▸ **WHAT THE EXERCISE ASKS**:
Copy out each line that mentions the word "loss".

▸ **Records from a collection of figures**:
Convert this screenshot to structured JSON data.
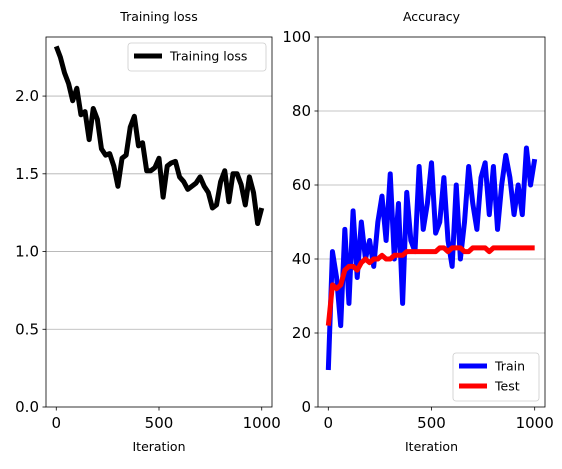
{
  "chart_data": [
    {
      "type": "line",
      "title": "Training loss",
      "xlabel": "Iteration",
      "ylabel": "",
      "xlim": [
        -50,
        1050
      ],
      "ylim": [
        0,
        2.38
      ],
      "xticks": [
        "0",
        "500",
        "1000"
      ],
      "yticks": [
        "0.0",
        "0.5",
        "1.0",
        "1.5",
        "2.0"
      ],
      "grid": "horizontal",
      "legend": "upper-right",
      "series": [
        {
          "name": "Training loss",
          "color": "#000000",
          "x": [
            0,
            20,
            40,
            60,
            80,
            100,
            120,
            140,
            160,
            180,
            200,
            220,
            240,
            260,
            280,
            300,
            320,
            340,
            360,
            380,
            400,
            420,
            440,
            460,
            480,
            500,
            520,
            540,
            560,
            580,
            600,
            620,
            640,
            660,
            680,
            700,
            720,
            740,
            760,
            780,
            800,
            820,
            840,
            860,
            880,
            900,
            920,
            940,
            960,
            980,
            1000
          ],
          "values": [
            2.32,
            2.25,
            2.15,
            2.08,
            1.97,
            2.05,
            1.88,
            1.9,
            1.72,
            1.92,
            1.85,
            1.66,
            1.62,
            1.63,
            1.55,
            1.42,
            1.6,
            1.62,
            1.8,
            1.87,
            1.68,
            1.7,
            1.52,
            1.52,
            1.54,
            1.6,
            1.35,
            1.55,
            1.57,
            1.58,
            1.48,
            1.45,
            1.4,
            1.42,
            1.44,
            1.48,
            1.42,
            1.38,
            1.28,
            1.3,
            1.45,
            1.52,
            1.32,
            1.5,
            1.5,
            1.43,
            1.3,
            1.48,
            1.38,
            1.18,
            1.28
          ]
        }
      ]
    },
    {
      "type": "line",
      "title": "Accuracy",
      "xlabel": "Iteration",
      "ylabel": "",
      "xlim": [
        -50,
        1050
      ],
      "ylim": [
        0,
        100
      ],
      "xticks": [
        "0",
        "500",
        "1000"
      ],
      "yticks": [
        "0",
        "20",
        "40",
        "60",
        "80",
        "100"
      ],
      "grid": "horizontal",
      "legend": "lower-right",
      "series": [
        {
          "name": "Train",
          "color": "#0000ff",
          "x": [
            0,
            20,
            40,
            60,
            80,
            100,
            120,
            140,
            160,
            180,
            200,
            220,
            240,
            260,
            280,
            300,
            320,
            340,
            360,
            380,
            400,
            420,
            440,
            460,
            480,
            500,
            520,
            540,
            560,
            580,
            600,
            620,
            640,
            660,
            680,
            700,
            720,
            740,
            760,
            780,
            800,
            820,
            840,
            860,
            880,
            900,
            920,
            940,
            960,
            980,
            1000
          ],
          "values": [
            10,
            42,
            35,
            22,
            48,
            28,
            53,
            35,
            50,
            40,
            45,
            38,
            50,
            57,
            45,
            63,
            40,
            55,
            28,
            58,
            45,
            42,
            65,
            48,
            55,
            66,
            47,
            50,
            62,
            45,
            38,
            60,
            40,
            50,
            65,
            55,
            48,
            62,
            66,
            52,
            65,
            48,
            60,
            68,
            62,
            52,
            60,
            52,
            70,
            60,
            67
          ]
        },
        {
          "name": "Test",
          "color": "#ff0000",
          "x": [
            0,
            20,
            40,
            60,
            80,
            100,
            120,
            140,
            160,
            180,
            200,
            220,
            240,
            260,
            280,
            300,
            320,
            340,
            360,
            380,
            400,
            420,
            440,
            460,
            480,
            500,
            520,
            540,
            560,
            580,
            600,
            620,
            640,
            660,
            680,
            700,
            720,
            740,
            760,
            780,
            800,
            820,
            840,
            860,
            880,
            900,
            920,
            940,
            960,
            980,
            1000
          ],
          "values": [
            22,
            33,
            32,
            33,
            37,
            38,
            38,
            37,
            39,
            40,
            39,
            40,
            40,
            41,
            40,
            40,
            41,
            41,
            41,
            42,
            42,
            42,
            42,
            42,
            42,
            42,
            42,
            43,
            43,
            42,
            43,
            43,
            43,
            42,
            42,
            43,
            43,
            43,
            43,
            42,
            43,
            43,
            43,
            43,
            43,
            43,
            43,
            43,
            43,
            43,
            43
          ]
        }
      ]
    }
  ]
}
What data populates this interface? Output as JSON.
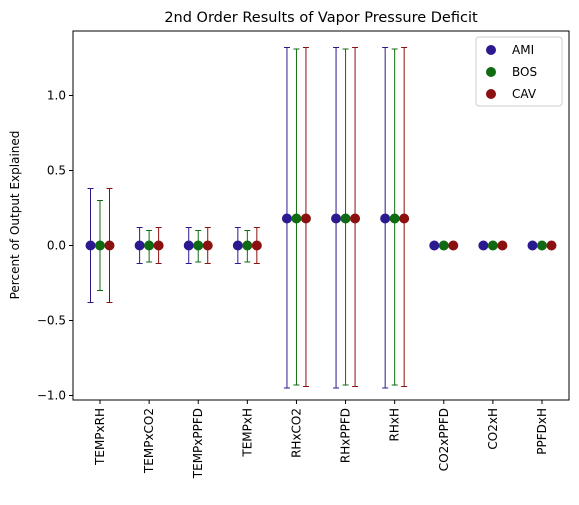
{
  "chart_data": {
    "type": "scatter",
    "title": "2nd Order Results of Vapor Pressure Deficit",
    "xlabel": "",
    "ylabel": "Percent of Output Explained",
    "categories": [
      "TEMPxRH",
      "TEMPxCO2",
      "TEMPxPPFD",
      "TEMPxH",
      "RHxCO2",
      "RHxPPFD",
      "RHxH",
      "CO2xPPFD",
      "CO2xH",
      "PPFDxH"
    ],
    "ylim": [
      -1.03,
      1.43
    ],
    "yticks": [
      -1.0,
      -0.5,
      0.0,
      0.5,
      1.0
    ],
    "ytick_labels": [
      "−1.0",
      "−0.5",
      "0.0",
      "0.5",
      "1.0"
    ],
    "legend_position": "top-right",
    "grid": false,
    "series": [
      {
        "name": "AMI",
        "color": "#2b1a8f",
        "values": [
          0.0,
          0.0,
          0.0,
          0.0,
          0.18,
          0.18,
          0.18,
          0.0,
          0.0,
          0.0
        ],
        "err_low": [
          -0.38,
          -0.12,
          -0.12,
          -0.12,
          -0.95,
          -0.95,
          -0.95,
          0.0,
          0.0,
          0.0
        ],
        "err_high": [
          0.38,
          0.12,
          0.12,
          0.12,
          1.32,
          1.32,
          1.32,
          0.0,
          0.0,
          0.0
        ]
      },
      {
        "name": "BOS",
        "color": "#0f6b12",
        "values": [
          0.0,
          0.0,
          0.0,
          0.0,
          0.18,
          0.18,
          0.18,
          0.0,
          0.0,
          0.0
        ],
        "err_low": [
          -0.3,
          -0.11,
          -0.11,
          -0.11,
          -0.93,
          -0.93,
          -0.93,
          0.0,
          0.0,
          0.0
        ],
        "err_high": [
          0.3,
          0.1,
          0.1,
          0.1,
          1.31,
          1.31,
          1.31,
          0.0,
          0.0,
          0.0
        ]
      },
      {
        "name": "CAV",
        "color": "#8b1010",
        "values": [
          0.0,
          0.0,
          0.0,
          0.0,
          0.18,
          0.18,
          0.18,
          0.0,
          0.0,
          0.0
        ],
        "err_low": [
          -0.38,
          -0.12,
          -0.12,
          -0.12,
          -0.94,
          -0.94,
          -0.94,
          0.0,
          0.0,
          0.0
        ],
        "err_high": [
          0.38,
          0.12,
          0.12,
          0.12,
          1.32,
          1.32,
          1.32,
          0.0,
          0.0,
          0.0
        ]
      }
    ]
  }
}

▸ **EXERCISE RESULT**:
      "title": "Training loss",
          "name": "Training loss",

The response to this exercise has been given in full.